-- Material --
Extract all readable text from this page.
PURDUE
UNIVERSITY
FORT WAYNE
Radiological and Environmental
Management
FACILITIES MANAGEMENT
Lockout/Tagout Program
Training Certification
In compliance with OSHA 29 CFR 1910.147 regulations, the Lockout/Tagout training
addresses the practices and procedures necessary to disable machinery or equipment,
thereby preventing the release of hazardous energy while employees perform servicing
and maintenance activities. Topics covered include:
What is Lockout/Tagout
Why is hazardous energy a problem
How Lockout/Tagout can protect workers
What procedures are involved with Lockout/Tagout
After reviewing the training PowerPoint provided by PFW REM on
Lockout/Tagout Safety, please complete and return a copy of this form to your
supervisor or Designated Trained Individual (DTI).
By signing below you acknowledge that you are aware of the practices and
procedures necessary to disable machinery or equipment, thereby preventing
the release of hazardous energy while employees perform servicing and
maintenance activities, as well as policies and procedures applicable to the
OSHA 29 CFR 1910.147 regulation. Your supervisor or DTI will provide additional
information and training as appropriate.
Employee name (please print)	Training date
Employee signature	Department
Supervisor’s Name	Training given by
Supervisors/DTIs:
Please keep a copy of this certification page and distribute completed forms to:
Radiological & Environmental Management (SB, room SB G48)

-- Exercise aim --
State how many lines of the material contain the string "page", with no other words.

-- Answer to the problem --
2